Chart and figure data:
━━━

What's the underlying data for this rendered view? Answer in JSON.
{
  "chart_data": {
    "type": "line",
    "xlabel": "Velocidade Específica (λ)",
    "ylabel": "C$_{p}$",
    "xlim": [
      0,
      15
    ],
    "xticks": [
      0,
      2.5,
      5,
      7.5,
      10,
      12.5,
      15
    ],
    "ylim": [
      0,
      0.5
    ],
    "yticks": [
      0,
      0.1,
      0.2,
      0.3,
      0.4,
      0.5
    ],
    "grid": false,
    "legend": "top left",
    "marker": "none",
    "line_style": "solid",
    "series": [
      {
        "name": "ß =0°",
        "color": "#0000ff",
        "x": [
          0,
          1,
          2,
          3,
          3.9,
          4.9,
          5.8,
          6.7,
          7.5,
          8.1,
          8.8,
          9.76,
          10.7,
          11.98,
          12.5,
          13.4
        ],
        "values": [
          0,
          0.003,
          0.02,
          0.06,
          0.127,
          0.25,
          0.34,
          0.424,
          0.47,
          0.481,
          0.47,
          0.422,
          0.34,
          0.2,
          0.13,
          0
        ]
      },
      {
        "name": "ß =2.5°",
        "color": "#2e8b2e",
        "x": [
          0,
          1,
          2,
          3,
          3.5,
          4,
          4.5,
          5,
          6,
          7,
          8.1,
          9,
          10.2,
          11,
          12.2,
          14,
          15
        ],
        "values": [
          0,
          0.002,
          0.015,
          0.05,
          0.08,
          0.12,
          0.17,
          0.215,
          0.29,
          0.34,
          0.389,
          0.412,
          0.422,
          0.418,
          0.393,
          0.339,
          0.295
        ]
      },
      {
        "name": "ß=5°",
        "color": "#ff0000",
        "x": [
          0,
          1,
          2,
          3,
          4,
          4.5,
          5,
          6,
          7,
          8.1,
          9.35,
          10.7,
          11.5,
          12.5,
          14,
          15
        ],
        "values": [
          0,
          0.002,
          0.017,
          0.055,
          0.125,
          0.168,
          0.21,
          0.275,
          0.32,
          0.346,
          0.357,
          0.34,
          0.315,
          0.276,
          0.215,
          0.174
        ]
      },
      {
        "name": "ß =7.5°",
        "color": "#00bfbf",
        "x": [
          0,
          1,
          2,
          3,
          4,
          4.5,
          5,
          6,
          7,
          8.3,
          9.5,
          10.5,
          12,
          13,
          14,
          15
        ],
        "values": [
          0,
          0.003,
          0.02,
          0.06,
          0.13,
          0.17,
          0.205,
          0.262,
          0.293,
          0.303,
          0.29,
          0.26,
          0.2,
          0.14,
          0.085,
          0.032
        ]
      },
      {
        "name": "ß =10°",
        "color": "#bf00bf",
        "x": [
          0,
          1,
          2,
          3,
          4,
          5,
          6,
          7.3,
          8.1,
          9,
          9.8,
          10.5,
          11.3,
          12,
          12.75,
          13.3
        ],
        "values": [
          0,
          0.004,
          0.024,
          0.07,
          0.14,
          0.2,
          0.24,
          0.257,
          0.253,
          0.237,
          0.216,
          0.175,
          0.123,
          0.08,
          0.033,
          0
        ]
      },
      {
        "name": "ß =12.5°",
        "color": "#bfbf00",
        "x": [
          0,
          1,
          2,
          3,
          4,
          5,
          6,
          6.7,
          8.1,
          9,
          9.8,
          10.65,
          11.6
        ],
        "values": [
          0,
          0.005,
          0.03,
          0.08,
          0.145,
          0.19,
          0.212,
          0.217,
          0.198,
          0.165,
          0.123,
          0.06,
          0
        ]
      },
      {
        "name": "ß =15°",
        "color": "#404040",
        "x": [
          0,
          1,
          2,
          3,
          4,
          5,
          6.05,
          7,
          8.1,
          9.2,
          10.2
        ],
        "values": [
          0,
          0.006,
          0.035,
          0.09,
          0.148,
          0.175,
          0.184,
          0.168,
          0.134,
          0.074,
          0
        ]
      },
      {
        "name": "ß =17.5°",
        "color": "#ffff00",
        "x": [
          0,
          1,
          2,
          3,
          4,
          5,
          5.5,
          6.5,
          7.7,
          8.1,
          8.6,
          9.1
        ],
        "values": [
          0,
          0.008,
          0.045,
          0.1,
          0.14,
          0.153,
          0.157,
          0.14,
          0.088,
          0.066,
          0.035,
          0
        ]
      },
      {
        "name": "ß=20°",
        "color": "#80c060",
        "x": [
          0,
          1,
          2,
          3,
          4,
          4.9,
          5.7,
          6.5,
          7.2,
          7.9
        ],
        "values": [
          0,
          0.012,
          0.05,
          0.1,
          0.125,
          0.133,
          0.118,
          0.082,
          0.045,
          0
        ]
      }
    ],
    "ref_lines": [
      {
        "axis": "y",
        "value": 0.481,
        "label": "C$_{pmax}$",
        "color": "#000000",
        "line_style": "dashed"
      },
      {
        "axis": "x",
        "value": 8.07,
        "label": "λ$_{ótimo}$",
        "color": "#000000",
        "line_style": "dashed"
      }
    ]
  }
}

━━━

Which lines above hold the word "color"? Copy each of them.

WRITTEN ANSWER:
        "color": "#0000ff",
        "color": "#2e8b2e",
        "color": "#ff0000",
        "color": "#00bfbf",
        "color": "#bf00bf",
        "color": "#bfbf00",
        "color": "#404040",
        "color": "#ffff00",
        "color": "#80c060",
        "color": "#000000",
        "color": "#000000",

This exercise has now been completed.